(Rows from a layout dataset)
--- --- ---
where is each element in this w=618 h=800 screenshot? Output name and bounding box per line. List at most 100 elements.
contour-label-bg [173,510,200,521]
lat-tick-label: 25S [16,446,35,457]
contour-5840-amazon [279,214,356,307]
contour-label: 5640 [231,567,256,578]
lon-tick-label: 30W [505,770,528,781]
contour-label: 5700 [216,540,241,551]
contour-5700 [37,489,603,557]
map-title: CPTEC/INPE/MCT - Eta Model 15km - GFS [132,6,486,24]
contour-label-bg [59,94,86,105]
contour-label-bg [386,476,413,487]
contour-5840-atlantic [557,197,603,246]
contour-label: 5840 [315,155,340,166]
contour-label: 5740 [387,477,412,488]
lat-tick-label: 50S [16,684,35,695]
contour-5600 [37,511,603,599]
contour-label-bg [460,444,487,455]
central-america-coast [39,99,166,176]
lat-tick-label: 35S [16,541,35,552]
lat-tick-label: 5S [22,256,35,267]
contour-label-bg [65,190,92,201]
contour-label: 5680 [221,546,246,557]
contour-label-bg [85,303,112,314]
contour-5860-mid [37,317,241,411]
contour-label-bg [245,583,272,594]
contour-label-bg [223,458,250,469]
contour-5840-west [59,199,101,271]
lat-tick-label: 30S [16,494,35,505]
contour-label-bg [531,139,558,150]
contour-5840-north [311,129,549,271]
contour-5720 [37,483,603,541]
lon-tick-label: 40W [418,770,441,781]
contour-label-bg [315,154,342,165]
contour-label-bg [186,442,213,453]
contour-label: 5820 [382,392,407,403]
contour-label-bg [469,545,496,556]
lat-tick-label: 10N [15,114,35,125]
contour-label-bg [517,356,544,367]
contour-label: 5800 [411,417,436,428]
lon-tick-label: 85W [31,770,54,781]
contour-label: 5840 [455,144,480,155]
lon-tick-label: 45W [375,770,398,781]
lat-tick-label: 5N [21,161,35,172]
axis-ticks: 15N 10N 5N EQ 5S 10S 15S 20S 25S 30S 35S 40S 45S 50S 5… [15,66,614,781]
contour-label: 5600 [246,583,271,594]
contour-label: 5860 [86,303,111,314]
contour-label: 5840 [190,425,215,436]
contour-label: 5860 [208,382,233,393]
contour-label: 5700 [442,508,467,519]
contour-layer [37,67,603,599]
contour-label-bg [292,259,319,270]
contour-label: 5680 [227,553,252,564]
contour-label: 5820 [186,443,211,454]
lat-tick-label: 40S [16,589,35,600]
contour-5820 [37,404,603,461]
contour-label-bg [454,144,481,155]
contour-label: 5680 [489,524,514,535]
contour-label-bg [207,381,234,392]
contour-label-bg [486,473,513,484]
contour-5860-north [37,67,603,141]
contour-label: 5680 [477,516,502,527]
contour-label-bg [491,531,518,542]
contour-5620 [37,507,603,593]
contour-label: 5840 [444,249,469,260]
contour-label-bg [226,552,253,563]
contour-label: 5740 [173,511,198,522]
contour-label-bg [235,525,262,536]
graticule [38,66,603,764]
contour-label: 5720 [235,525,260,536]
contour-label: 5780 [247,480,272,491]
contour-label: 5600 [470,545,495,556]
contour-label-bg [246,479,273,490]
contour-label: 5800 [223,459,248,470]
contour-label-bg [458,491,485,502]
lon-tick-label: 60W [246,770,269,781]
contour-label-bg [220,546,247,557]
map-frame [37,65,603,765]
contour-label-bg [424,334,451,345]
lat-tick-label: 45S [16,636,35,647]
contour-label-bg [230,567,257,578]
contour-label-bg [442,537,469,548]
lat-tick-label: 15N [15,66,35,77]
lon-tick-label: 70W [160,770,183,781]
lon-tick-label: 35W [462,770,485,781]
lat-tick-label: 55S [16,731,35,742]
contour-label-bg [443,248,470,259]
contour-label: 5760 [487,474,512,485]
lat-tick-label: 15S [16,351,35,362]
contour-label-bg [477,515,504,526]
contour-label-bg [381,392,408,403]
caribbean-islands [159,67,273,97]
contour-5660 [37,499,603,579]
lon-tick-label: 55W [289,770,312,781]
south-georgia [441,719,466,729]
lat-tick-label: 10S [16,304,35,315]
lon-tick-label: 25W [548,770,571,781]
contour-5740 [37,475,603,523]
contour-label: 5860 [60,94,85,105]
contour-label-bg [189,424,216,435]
--- --- ---
#### Requirements
Extract every one of the lines above word for word, changing no character.

#### Written solution
where is each element in this w=618 h=800 screenshot? Output name and bounding box per line. List at most 100 elements.
contour-label-bg [173,510,200,521]
lat-tick-label: 25S [16,446,35,457]
contour-5840-amazon [279,214,356,307]
contour-label: 5640 [231,567,256,578]
lon-tick-label: 30W [505,770,528,781]
contour-label: 5700 [216,540,241,551]
contour-5700 [37,489,603,557]
map-title: CPTEC/INPE/MCT - Eta Model 15km - GFS [132,6,486,24]
contour-label-bg [59,94,86,105]
contour-label-bg [386,476,413,487]
contour-5840-atlantic [557,197,603,246]
contour-label: 5840 [315,155,340,166]
contour-label: 5740 [387,477,412,488]
lat-tick-label: 50S [16,684,35,695]
contour-5600 [37,511,603,599]
contour-label-bg [460,444,487,455]
central-america-coast [39,99,166,176]
lat-tick-label: 35S [16,541,35,552]
lat-tick-label: 5S [22,256,35,267]
contour-label-bg [65,190,92,201]
contour-label: 5680 [221,546,246,557]
contour-label-bg [85,303,112,314]
contour-5860-mid [37,317,241,411]
contour-label-bg [245,583,272,594]
contour-label-bg [223,458,250,469]
contour-5840-west [59,199,101,271]
lat-tick-label: 30S [16,494,35,505]
contour-label-bg [531,139,558,150]
contour-5840-north [311,129,549,271]
contour-5720 [37,483,603,541]
lon-tick-label: 40W [418,770,441,781]
contour-label-bg [315,154,342,165]
contour-label-bg [186,442,213,453]
contour-label: 5820 [382,392,407,403]
contour-label-bg [469,545,496,556]
lat-tick-label: 10N [15,114,35,125]
contour-label-bg [517,356,544,367]
contour-label: 5800 [411,417,436,428]
lon-tick-label: 85W [31,770,54,781]
contour-label: 5840 [455,144,480,155]
lon-tick-label: 45W [375,770,398,781]
lat-tick-label: 5N [21,161,35,172]
axis-ticks: 15N 10N 5N EQ 5S 10S 15S 20S 25S 30S 35S 40S 45S 50S 5… [15,66,614,781]
contour-label: 5600 [246,583,271,594]
contour-label: 5860 [86,303,111,314]
contour-label: 5840 [190,425,215,436]
contour-label: 5860 [208,382,233,393]
contour-label: 5700 [442,508,467,519]
contour-layer [37,67,603,599]
contour-label-bg [292,259,319,270]
contour-label: 5680 [227,553,252,564]
contour-label: 5820 [186,443,211,454]
lat-tick-label: 40S [16,589,35,600]
contour-5820 [37,404,603,461]
contour-label-bg [454,144,481,155]
contour-label: 5680 [489,524,514,535]
contour-label-bg [207,381,234,392]
contour-label-bg [486,473,513,484]
contour-5860-north [37,67,603,141]
contour-label: 5680 [477,516,502,527]
contour-label-bg [491,531,518,542]
contour-5620 [37,507,603,593]
contour-label: 5840 [444,249,469,260]
contour-label-bg [226,552,253,563]
contour-label: 5740 [173,511,198,522]
contour-label-bg [235,525,262,536]
graticule [38,66,603,764]
contour-label: 5720 [235,525,260,536]
contour-label: 5780 [247,480,272,491]
contour-label: 5600 [470,545,495,556]
contour-label-bg [246,479,273,490]
contour-label: 5800 [223,459,248,470]
contour-label-bg [458,491,485,502]
lon-tick-label: 60W [246,770,269,781]
contour-label-bg [220,546,247,557]
map-frame [37,65,603,765]
contour-label-bg [424,334,451,345]
lat-tick-label: 45S [16,636,35,647]
contour-label-bg [230,567,257,578]
contour-label-bg [442,537,469,548]
lat-tick-label: 15N [15,66,35,77]
lon-tick-label: 70W [160,770,183,781]
lon-tick-label: 35W [462,770,485,781]
lat-tick-label: 55S [16,731,35,742]
contour-label-bg [443,248,470,259]
contour-label: 5760 [487,474,512,485]
lat-tick-label: 15S [16,351,35,362]
contour-label-bg [477,515,504,526]
contour-label-bg [381,392,408,403]
caribbean-islands [159,67,273,97]
contour-5660 [37,499,603,579]
lon-tick-label: 55W [289,770,312,781]
south-georgia [441,719,466,729]
lat-tick-label: 10S [16,304,35,315]
lon-tick-label: 25W [548,770,571,781]
contour-5740 [37,475,603,523]
contour-label: 5860 [60,94,85,105]
contour-label-bg [189,424,216,435]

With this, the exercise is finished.